Short task: Tally the lines in the records underneath that contain the string "this", and state the figure by itself.

'''

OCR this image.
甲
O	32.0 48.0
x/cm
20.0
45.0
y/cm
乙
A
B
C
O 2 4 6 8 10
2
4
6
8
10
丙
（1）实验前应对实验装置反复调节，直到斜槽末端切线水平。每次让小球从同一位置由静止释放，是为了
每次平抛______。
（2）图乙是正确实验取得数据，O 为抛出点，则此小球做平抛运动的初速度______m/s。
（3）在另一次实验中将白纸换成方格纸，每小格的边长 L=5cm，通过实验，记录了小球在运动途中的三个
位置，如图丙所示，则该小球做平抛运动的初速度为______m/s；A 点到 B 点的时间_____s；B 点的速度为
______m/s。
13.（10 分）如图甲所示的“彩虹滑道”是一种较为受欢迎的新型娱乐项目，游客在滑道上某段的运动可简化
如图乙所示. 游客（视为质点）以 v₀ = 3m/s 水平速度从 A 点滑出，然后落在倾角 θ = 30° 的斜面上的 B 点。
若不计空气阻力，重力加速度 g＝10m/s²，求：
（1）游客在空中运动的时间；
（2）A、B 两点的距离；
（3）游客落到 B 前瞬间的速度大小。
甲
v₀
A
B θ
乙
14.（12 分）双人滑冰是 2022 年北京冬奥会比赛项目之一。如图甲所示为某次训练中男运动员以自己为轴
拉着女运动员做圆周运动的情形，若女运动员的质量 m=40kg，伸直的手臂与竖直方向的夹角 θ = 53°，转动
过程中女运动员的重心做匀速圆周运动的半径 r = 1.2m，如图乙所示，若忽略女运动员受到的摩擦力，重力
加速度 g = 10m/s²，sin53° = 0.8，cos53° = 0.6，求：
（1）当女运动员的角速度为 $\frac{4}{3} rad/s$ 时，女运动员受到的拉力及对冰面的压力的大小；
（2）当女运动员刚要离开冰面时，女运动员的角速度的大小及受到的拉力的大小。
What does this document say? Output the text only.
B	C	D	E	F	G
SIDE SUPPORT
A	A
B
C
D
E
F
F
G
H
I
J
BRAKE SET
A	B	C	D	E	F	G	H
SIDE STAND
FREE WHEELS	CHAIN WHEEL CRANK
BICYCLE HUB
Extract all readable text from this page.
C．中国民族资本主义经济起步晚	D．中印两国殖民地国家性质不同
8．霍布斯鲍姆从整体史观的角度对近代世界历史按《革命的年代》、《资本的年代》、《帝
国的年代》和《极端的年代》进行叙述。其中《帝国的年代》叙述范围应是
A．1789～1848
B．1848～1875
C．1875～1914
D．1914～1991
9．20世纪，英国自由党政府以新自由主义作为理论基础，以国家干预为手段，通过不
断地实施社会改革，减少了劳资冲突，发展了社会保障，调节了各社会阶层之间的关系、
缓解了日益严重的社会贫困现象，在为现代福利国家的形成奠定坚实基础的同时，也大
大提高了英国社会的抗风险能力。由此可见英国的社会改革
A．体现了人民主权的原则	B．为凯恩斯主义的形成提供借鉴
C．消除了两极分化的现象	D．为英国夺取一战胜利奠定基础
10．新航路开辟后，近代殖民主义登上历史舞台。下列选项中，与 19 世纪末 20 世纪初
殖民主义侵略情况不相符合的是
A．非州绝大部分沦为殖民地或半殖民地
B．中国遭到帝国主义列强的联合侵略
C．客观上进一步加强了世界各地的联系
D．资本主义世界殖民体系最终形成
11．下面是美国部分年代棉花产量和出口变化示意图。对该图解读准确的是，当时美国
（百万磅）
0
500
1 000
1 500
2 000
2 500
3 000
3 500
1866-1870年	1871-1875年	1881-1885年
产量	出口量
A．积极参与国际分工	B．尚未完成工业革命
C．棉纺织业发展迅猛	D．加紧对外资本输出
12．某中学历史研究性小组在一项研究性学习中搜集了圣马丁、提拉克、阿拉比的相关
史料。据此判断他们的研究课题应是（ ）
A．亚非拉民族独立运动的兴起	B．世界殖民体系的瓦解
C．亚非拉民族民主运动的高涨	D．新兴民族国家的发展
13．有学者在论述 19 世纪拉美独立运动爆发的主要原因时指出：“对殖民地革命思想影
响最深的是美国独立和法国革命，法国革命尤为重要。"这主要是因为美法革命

'''

Exercise result: 3